-- START --

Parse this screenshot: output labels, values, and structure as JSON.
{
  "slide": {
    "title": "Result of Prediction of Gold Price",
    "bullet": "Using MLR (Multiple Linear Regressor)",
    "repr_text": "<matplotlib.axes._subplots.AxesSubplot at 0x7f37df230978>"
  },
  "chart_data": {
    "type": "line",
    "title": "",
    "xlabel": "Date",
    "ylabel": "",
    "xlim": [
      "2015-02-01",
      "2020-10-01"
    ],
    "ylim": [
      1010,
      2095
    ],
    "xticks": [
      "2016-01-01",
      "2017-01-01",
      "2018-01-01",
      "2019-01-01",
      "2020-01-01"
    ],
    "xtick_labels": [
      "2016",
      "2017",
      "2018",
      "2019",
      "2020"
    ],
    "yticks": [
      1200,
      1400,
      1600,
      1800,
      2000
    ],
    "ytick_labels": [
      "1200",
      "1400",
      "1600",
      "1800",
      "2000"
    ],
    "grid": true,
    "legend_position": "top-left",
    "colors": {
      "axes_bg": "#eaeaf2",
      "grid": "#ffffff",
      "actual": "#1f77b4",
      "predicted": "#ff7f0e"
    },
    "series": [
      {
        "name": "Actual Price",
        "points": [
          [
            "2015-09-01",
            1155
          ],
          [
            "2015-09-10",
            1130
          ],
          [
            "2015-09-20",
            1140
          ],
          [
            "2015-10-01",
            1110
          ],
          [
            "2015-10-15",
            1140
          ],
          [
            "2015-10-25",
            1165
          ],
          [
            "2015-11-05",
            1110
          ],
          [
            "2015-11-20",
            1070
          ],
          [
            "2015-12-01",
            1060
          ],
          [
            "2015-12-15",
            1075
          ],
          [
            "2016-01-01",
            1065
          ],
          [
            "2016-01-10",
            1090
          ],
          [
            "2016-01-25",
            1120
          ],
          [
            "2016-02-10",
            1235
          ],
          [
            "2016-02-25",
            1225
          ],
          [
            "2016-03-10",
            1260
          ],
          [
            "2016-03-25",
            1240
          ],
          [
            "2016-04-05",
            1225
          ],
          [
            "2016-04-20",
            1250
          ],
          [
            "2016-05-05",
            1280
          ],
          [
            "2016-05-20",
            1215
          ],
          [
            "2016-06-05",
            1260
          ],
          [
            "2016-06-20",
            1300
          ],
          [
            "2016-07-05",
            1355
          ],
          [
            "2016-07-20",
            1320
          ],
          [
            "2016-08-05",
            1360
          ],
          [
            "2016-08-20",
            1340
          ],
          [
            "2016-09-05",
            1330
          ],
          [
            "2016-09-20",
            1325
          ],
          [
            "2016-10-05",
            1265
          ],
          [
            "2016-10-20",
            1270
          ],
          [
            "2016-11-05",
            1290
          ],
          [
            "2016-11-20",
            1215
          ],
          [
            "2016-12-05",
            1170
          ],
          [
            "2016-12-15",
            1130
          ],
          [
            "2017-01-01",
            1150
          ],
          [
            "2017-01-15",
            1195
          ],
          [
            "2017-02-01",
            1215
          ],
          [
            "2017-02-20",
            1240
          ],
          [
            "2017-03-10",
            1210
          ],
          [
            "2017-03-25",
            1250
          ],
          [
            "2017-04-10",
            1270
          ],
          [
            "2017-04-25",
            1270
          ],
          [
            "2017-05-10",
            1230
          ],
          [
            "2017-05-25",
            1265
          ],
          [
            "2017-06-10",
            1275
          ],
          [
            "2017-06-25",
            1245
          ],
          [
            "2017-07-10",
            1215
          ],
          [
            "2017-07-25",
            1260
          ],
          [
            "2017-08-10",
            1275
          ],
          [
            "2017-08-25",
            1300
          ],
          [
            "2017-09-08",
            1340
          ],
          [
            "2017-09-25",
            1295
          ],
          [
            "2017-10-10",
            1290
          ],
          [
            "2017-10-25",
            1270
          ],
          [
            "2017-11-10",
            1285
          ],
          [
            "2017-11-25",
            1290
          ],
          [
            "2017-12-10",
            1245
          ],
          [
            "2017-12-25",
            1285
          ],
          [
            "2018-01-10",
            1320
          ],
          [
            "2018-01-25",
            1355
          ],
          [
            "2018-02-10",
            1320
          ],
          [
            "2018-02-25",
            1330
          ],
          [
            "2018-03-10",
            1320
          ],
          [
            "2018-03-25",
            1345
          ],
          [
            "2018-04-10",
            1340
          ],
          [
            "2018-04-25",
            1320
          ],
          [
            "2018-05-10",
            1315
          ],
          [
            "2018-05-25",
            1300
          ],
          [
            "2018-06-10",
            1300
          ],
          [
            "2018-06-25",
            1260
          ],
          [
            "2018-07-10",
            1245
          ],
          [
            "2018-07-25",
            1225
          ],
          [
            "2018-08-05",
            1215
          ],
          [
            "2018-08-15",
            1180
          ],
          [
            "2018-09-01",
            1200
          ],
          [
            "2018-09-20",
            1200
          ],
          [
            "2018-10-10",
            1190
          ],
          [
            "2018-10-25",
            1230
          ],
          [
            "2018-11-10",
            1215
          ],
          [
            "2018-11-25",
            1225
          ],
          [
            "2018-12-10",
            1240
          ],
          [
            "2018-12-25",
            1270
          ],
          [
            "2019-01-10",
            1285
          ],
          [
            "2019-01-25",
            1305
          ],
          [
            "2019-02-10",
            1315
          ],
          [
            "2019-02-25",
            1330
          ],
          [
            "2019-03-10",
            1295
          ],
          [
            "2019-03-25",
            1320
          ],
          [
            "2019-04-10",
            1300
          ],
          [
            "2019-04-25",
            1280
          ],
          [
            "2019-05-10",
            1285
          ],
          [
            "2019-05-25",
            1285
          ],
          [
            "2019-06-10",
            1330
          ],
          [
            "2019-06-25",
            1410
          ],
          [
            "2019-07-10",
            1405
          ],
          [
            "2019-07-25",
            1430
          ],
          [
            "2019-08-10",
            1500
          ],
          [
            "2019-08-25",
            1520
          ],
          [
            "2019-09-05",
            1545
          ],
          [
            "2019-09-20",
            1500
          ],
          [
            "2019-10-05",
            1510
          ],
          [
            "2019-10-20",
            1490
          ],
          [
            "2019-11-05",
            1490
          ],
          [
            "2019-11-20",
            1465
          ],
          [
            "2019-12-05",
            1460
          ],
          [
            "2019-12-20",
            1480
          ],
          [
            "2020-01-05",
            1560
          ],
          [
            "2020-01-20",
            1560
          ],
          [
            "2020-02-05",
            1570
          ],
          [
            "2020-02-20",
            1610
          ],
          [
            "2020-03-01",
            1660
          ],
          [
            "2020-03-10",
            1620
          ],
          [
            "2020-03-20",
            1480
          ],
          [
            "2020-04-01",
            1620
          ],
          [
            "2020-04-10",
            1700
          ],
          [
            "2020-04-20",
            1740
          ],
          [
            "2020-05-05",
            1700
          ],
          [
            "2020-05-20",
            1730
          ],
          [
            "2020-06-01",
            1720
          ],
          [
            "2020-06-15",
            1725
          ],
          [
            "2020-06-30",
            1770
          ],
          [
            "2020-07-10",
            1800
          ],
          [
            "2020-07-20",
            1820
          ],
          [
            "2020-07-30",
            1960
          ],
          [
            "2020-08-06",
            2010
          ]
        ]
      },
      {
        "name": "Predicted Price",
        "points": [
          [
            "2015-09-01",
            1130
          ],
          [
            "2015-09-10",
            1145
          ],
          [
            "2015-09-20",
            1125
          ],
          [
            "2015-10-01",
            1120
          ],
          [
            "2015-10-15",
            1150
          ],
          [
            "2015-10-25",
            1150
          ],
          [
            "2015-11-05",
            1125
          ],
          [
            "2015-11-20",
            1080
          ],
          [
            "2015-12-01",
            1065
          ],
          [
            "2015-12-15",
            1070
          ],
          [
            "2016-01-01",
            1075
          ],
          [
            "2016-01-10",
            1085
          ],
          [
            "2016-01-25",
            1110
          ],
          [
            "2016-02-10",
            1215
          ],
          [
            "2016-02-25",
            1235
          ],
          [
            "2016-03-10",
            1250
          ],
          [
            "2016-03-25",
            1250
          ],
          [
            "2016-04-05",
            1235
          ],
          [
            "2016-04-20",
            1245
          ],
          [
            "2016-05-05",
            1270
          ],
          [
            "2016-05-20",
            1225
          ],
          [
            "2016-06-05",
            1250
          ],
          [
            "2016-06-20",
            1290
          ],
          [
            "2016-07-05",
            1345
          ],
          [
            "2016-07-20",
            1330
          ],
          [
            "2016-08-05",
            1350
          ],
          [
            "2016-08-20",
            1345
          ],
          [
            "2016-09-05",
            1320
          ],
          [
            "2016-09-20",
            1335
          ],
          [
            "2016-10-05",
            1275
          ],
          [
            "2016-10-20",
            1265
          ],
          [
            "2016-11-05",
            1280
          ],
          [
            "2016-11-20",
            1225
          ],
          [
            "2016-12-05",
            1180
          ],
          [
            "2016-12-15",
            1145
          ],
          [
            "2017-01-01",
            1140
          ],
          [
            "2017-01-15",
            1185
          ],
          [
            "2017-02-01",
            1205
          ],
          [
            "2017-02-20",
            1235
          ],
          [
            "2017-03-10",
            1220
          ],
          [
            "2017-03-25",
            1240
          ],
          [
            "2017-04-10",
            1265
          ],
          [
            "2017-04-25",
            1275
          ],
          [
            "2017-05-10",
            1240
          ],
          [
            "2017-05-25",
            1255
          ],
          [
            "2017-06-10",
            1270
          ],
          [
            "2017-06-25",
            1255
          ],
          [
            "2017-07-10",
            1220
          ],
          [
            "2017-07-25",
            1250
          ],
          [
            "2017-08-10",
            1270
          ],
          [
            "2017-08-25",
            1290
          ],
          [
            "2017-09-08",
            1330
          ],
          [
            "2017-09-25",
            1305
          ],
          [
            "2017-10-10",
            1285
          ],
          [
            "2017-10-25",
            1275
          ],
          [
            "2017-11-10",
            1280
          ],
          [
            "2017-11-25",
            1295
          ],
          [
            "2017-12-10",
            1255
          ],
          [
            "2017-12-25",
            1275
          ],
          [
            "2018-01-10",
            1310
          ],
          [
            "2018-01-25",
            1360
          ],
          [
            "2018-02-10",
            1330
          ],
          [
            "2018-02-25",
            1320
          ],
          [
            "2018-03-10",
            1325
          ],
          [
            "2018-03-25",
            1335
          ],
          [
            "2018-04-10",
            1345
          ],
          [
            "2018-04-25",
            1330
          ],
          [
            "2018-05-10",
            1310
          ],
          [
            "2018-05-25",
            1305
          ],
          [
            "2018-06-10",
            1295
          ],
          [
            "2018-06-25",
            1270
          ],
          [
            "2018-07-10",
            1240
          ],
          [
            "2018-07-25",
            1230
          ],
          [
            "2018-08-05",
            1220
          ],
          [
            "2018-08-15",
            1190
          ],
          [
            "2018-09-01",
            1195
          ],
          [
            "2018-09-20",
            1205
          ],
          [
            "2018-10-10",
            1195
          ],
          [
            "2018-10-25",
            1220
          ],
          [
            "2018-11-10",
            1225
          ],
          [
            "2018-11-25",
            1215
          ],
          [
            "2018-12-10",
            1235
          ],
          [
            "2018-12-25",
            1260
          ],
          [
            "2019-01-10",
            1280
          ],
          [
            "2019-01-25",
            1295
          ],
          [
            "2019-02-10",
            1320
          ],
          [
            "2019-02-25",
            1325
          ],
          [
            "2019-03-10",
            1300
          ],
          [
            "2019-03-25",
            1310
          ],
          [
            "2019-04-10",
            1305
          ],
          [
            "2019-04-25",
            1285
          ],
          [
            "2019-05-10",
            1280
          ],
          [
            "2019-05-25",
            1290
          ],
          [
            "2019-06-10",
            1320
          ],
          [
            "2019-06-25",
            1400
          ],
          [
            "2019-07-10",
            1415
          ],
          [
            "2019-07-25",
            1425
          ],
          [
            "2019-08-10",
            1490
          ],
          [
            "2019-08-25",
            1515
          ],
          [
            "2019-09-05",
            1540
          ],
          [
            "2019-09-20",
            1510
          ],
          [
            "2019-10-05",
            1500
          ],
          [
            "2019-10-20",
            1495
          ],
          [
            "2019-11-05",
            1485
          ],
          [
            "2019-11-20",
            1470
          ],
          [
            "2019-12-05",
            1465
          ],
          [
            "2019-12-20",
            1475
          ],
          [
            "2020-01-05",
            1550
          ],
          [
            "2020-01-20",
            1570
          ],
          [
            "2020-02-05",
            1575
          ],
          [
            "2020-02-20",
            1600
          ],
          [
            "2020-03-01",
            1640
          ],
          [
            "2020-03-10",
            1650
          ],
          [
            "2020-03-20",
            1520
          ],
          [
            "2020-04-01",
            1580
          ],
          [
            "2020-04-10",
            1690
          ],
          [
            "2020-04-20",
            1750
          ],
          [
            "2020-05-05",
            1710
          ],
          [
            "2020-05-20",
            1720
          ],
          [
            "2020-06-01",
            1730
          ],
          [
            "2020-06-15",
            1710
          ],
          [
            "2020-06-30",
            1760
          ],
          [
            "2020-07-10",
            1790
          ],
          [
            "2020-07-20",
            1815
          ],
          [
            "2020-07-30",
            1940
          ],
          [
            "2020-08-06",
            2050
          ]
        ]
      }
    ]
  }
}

-- END --

# [Problem to solve]
Copy each line of the data above that holds "Price".

# [Answer to this task]
    "title": "Result of Prediction of Gold Price",
        "name": "Actual Price",
        "name": "Predicted Price",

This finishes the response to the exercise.